Record excerpts:
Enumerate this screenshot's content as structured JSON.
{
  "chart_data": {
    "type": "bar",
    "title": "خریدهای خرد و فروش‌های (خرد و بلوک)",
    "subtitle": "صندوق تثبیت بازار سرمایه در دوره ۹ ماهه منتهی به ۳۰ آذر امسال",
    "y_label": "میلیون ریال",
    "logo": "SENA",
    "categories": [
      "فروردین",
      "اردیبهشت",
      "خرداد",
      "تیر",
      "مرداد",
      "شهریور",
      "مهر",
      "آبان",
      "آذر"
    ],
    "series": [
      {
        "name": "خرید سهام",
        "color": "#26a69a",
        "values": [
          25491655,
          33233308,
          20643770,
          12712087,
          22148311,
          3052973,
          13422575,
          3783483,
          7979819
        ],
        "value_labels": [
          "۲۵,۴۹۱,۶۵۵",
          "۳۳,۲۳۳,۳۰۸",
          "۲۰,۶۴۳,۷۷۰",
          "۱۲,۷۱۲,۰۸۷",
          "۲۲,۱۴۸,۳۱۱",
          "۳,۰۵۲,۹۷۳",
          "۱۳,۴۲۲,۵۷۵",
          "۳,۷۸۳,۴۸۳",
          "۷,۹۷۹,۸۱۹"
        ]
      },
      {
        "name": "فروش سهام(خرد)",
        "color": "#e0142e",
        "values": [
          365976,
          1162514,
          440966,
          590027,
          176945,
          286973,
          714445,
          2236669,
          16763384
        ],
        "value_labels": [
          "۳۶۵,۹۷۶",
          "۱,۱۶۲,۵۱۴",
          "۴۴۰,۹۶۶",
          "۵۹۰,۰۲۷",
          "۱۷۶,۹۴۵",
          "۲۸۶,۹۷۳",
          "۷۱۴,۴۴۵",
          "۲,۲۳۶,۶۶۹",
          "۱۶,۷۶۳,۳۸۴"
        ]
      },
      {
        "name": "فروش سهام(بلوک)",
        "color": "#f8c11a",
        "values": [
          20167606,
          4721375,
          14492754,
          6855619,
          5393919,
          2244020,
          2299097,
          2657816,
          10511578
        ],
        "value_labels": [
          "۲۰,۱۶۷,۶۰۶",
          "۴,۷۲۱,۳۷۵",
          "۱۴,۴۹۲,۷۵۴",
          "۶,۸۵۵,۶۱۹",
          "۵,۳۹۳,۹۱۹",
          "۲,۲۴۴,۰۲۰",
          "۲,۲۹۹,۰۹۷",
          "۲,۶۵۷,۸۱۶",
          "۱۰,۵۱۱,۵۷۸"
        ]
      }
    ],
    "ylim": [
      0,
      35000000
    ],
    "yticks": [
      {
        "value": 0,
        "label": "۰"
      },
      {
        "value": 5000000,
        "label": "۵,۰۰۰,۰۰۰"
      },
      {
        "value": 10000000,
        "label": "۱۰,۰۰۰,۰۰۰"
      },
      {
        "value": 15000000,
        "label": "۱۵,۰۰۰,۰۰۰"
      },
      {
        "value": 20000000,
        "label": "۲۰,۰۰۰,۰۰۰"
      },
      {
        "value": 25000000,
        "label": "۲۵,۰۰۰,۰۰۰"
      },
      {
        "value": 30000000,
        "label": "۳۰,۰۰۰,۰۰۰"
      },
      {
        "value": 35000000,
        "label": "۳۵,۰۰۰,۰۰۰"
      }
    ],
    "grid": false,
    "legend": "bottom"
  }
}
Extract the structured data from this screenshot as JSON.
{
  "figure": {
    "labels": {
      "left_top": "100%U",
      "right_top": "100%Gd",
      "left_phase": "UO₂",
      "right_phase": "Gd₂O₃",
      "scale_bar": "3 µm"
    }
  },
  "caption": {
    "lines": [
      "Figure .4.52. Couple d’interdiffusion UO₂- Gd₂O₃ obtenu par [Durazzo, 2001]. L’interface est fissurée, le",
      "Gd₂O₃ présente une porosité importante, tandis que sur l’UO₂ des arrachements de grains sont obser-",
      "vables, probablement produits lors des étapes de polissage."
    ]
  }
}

Directive:
Your task is to quote the listing above word for word.

Result of the exercise:
Enumerate this screenshot's content as structured JSON.
{
  "chart_data": {
    "type": "bar",
    "title": "خریدهای خرد و فروش‌های (خرد و بلوک)",
    "subtitle": "صندوق تثبیت بازار سرمایه در دوره ۹ ماهه منتهی به ۳۰ آذر امسال",
    "y_label": "میلیون ریال",
    "logo": "SENA",
    "categories": [
      "فروردین",
      "اردیبهشت",
      "خرداد",
      "تیر",
      "مرداد",
      "شهریور",
      "مهر",
      "آبان",
      "آذر"
    ],
    "series": [
      {
        "name": "خرید سهام",
        "color": "#26a69a",
        "values": [
          25491655,
          33233308,
          20643770,
          12712087,
          22148311,
          3052973,
          13422575,
          3783483,
          7979819
        ],
        "value_labels": [
          "۲۵,۴۹۱,۶۵۵",
          "۳۳,۲۳۳,۳۰۸",
          "۲۰,۶۴۳,۷۷۰",
          "۱۲,۷۱۲,۰۸۷",
          "۲۲,۱۴۸,۳۱۱",
          "۳,۰۵۲,۹۷۳",
          "۱۳,۴۲۲,۵۷۵",
          "۳,۷۸۳,۴۸۳",
          "۷,۹۷۹,۸۱۹"
        ]
      },
      {
        "name": "فروش سهام(خرد)",
        "color": "#e0142e",
        "values": [
          365976,
          1162514,
          440966,
          590027,
          176945,
          286973,
          714445,
          2236669,
          16763384
        ],
        "value_labels": [
          "۳۶۵,۹۷۶",
          "۱,۱۶۲,۵۱۴",
          "۴۴۰,۹۶۶",
          "۵۹۰,۰۲۷",
          "۱۷۶,۹۴۵",
          "۲۸۶,۹۷۳",
          "۷۱۴,۴۴۵",
          "۲,۲۳۶,۶۶۹",
          "۱۶,۷۶۳,۳۸۴"
        ]
      },
      {
        "name": "فروش سهام(بلوک)",
        "color": "#f8c11a",
        "values": [
          20167606,
          4721375,
          14492754,
          6855619,
          5393919,
          2244020,
          2299097,
          2657816,
          10511578
        ],
        "value_labels": [
          "۲۰,۱۶۷,۶۰۶",
          "۴,۷۲۱,۳۷۵",
          "۱۴,۴۹۲,۷۵۴",
          "۶,۸۵۵,۶۱۹",
          "۵,۳۹۳,۹۱۹",
          "۲,۲۴۴,۰۲۰",
          "۲,۲۹۹,۰۹۷",
          "۲,۶۵۷,۸۱۶",
          "۱۰,۵۱۱,۵۷۸"
        ]
      }
    ],
    "ylim": [
      0,
      35000000
    ],
    "yticks": [
      {
        "value": 0,
        "label": "۰"
      },
      {
        "value": 5000000,
        "label": "۵,۰۰۰,۰۰۰"
      },
      {
        "value": 10000000,
        "label": "۱۰,۰۰۰,۰۰۰"
      },
      {
        "value": 15000000,
        "label": "۱۵,۰۰۰,۰۰۰"
      },
      {
        "value": 20000000,
        "label": "۲۰,۰۰۰,۰۰۰"
      },
      {
        "value": 25000000,
        "label": "۲۵,۰۰۰,۰۰۰"
      },
      {
        "value": 30000000,
        "label": "۳۰,۰۰۰,۰۰۰"
      },
      {
        "value": 35000000,
        "label": "۳۵,۰۰۰,۰۰۰"
      }
    ],
    "grid": false,
    "legend": "bottom"
  }
}
Extract the structured data from this screenshot as JSON.
{
  "figure": {
    "labels": {
      "left_top": "100%U",
      "right_top": "100%Gd",
      "left_phase": "UO₂",
      "right_phase": "Gd₂O₃",
      "scale_bar": "3 µm"
    }
  },
  "caption": {
    "lines": [
      "Figure .4.52. Couple d’interdiffusion UO₂- Gd₂O₃ obtenu par [Durazzo, 2001]. L’interface est fissurée, le",
      "Gd₂O₃ présente une porosité importante, tandis que sur l’UO₂ des arrachements de grains sont obser-",
      "vables, probablement produits lors des étapes de polissage."
    ]
  }
}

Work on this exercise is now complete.